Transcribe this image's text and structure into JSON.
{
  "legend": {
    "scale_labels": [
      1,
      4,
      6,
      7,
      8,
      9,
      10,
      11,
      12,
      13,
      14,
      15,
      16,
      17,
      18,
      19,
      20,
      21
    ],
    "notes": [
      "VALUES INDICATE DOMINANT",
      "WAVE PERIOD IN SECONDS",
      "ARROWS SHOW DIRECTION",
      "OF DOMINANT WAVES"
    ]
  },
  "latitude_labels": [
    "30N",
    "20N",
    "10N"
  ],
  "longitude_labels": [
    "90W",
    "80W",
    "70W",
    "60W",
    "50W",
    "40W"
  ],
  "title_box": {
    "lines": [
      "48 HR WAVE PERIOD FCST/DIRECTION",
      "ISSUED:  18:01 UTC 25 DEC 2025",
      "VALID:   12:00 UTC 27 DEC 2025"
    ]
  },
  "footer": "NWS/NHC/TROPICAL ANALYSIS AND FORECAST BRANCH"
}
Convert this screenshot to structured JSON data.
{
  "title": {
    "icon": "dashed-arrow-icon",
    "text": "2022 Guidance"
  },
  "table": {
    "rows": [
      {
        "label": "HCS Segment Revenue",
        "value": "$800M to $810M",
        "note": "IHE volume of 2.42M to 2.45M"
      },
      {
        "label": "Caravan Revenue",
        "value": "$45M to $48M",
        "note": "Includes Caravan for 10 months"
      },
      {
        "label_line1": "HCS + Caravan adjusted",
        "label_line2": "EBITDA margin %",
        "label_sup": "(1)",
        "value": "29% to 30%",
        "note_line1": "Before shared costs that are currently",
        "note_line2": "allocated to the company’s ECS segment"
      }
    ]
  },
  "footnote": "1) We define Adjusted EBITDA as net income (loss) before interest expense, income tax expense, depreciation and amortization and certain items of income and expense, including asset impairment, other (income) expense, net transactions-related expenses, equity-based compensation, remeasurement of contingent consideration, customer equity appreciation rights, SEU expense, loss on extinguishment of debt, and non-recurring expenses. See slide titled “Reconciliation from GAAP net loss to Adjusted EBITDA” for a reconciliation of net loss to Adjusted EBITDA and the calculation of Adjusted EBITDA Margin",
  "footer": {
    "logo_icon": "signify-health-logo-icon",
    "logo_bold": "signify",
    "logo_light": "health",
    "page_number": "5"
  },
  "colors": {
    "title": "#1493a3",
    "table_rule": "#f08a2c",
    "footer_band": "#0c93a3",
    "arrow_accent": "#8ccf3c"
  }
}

┄┄┄┄┄┄

Return each line with "text".

EXERCISE SOLUTION:
Transcribe this image's text and structure into JSON.
    "text": "2022 Guidance"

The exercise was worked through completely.